* _Task directions_: Locate all lines with the word "Facilities" and copy them out.
-- begin Raw data --
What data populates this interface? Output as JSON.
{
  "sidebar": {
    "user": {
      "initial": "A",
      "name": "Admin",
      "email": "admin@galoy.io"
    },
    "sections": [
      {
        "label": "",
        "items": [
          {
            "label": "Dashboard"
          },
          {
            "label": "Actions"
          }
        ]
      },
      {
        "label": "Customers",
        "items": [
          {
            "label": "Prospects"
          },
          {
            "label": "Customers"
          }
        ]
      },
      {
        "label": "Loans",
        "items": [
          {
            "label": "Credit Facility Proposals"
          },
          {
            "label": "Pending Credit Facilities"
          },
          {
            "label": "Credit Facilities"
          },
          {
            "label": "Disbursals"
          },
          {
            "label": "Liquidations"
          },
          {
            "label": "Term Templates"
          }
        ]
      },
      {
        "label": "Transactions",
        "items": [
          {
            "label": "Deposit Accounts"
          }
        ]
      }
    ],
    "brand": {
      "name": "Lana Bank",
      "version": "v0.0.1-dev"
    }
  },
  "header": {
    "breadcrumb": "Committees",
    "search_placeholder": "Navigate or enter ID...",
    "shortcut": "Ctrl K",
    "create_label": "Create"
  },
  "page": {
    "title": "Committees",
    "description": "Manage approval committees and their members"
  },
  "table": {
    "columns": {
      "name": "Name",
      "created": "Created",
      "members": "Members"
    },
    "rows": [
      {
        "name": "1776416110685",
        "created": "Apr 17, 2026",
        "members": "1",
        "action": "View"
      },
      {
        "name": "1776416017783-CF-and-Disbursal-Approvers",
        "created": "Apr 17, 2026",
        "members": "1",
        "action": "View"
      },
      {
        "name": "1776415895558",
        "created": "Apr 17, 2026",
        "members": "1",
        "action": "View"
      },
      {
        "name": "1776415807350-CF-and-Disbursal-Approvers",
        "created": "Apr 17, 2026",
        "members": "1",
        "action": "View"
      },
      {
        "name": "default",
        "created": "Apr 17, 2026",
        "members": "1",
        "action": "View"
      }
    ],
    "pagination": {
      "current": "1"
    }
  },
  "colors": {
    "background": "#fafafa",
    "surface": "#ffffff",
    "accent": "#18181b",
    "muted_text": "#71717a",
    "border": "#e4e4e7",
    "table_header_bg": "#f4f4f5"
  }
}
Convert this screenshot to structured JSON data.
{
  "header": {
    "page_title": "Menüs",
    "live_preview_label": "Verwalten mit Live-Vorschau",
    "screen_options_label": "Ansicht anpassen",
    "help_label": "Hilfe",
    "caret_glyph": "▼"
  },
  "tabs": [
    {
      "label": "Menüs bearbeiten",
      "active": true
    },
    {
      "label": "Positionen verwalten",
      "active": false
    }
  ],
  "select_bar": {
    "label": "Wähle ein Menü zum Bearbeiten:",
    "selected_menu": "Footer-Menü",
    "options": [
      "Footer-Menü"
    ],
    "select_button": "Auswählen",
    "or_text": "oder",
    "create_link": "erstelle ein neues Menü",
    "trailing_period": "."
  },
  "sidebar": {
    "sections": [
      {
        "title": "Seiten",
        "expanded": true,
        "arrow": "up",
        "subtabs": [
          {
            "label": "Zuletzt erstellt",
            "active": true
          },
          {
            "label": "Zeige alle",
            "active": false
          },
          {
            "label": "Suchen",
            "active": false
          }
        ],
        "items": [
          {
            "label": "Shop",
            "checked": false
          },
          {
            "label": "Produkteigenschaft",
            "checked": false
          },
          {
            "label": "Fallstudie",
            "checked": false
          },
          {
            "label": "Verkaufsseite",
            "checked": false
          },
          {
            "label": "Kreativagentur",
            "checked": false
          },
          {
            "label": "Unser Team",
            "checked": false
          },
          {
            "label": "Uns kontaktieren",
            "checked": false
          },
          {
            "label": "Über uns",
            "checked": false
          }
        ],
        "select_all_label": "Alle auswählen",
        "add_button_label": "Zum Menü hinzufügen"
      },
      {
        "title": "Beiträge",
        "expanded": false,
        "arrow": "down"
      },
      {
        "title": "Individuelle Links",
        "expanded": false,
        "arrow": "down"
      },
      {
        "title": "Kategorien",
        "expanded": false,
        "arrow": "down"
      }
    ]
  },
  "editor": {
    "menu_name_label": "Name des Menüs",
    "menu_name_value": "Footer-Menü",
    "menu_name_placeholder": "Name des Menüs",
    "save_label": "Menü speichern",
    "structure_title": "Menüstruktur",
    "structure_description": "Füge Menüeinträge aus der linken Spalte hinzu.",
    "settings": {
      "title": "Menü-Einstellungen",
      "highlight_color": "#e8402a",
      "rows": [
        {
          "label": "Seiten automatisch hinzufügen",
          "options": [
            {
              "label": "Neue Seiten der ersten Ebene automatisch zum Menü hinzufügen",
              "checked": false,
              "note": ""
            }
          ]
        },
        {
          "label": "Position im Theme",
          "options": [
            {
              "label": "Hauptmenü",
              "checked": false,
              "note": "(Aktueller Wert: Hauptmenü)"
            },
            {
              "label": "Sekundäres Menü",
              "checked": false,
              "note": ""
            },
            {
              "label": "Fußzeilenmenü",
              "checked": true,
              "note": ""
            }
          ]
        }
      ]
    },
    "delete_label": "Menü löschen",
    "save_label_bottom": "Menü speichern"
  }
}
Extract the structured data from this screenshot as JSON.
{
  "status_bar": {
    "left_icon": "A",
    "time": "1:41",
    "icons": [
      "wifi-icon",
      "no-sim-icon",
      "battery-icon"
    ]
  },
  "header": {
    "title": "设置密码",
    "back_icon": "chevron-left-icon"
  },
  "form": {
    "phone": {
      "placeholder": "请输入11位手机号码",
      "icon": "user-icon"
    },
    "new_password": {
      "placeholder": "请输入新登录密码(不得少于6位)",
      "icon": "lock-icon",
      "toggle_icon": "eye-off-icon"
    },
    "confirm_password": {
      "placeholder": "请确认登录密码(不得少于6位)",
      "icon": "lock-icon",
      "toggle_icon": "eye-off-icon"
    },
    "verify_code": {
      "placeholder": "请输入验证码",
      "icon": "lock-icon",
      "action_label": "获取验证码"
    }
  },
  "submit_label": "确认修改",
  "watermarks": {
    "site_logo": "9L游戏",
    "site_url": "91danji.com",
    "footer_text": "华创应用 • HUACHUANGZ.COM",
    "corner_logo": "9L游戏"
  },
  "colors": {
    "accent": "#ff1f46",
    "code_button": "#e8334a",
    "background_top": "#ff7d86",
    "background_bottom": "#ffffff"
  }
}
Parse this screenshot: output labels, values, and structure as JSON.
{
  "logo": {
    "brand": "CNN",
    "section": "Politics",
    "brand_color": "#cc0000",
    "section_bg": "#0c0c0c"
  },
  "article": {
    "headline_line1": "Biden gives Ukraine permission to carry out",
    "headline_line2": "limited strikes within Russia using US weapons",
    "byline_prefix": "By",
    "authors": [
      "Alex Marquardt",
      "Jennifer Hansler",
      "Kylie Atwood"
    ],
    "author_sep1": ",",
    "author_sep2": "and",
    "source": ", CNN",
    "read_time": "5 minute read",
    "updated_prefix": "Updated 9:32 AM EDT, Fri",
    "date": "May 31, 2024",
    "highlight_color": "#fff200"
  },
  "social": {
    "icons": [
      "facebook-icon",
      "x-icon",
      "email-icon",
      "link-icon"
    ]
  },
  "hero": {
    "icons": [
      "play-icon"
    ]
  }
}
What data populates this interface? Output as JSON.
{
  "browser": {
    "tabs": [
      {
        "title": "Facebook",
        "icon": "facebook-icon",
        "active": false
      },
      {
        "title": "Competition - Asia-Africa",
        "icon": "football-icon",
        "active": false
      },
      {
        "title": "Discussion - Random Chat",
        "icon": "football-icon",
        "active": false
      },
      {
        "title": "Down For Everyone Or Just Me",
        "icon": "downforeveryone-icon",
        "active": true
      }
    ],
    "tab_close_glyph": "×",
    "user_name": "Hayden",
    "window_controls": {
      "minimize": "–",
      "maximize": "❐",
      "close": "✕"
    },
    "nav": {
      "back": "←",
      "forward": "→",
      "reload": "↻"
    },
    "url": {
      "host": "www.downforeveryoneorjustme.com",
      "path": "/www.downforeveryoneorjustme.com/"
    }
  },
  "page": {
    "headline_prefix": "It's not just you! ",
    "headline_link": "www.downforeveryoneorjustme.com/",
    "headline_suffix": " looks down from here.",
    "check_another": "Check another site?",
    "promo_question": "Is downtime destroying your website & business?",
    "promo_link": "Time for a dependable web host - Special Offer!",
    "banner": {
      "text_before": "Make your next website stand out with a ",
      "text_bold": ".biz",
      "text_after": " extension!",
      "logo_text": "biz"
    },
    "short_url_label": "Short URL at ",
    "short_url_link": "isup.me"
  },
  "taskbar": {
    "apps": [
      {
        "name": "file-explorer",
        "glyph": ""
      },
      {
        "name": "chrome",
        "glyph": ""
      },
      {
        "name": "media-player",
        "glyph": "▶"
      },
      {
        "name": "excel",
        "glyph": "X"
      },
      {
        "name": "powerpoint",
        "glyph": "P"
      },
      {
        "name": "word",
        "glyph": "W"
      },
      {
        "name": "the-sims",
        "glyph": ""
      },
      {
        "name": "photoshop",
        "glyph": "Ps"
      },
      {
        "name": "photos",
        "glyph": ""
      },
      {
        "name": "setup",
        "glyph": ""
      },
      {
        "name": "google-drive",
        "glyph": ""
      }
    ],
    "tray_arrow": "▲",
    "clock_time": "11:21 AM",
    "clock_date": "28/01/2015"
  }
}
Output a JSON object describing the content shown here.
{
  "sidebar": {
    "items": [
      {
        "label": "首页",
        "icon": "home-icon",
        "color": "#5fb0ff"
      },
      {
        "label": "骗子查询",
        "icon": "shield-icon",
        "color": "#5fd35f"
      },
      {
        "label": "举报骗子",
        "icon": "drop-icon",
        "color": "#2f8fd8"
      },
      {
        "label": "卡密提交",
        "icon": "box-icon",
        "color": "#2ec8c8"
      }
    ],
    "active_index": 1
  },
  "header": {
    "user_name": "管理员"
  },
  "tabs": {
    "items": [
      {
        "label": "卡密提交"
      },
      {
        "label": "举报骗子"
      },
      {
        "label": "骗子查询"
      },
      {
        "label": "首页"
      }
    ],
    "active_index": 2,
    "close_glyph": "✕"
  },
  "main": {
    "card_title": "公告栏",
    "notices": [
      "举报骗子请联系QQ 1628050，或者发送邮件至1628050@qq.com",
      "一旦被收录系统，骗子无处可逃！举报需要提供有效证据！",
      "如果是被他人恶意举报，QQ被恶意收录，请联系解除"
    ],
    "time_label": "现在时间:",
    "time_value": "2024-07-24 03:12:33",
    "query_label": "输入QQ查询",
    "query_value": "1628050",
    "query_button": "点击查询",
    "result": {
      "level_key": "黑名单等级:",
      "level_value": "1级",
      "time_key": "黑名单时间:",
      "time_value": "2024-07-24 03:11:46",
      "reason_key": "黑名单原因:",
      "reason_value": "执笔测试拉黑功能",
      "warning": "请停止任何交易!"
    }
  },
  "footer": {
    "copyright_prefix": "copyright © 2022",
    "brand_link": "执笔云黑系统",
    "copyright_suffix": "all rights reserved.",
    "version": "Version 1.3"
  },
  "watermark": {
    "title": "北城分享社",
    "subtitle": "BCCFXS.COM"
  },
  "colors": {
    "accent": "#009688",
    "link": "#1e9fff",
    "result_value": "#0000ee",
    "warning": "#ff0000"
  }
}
-- end Raw data --
* _Written response_:
            "label": "Pending Credit Facilities"
            "label": "Credit Facilities"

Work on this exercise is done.